--- Begin ---
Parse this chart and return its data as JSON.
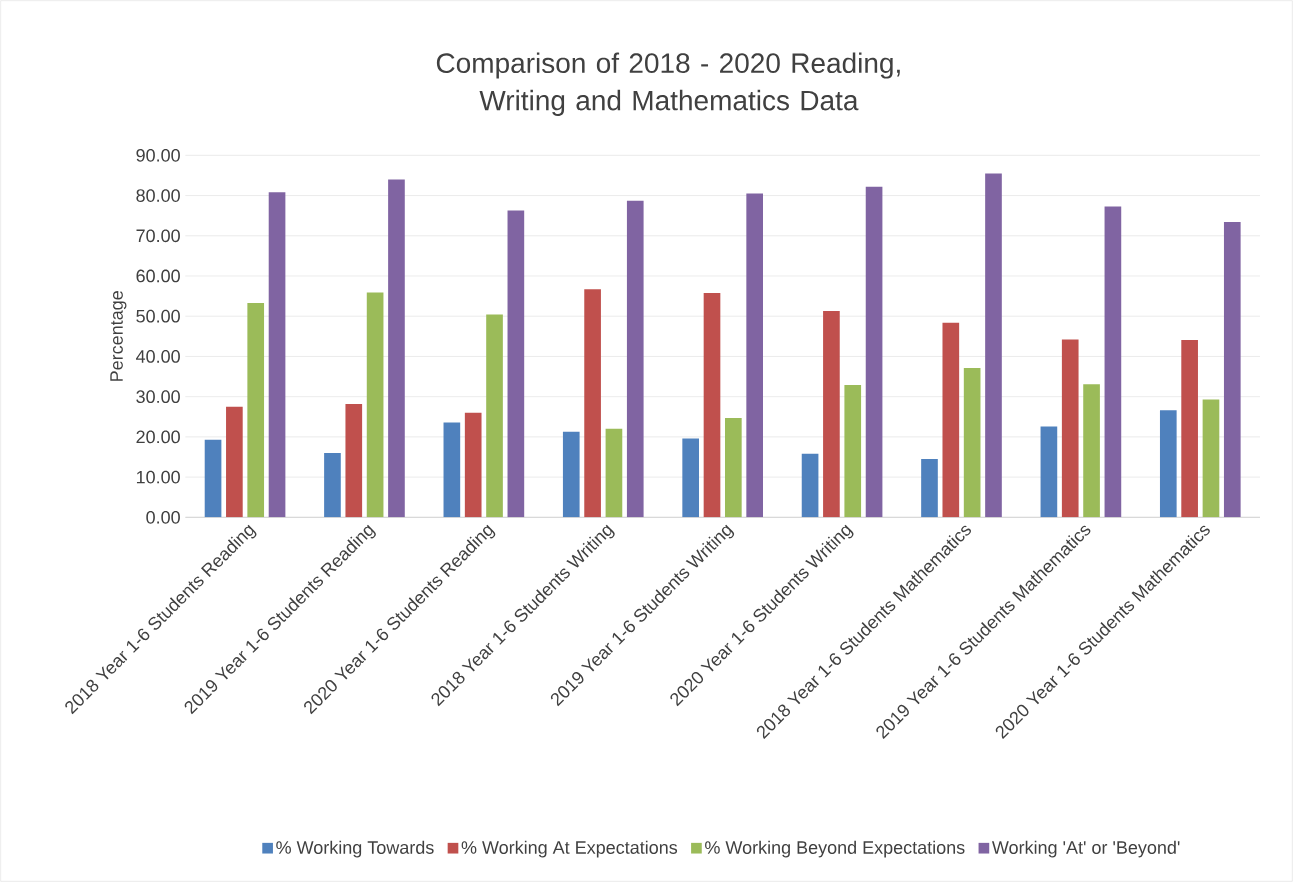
{
  "chart_data": {
    "type": "bar",
    "title": "Comparison of 2018 - 2020 Reading, Writing and Mathematics Data",
    "ylabel": "Percentage",
    "categories": [
      "2018 Year 1-6 Students Reading",
      "2019 Year 1-6 Students Reading",
      "2020 Year 1-6 Students Reading",
      "2018 Year 1-6 Students Writing",
      "2019 Year 1-6 Students Writing",
      "2020 Year 1-6 Students Writing",
      "2018 Year 1-6 Students Mathematics",
      "2019 Year 1-6 Students Mathematics",
      "2020 Year 1-6 Students Mathematics"
    ],
    "series": [
      {
        "name": "% Working Towards",
        "color": "#4f81bd",
        "values": [
          19.3,
          16.0,
          23.6,
          21.3,
          19.6,
          15.8,
          14.5,
          22.6,
          26.6
        ]
      },
      {
        "name": "% Working At Expectations",
        "color": "#c0504d",
        "values": [
          27.5,
          28.2,
          26.0,
          56.7,
          55.8,
          51.3,
          48.4,
          44.2,
          44.1
        ]
      },
      {
        "name": "% Working Beyond Expectations",
        "color": "#9bbb59",
        "values": [
          53.3,
          55.9,
          50.4,
          22.0,
          24.7,
          32.9,
          37.1,
          33.1,
          29.3
        ]
      },
      {
        "name": "Working 'At' or 'Beyond'",
        "color": "#8064a2",
        "values": [
          80.8,
          84.0,
          76.3,
          78.7,
          80.5,
          82.2,
          85.5,
          77.3,
          73.4
        ]
      }
    ],
    "ylim": [
      0,
      90
    ],
    "yticks": [
      {
        "value": 0,
        "label": "0.00"
      },
      {
        "value": 10,
        "label": "10.00"
      },
      {
        "value": 20,
        "label": "20.00"
      },
      {
        "value": 30,
        "label": "30.00"
      },
      {
        "value": 40,
        "label": "40.00"
      },
      {
        "value": 50,
        "label": "50.00"
      },
      {
        "value": 60,
        "label": "60.00"
      },
      {
        "value": 70,
        "label": "70.00"
      },
      {
        "value": 80,
        "label": "80.00"
      },
      {
        "value": 90,
        "label": "90.00"
      }
    ],
    "grid": "y",
    "legend": "bottom"
  }
}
--- End ---
THE REQUEST: From the listing, copy every line where the string "Mathematics" appears.

EXERCISE OUTPUT:
    "title": "Comparison of 2018 - 2020 Reading, Writing and Mathematics Data",
      "2018 Year 1-6 Students Mathematics",
      "2019 Year 1-6 Students Mathematics",
      "2020 Year 1-6 Students Mathematics"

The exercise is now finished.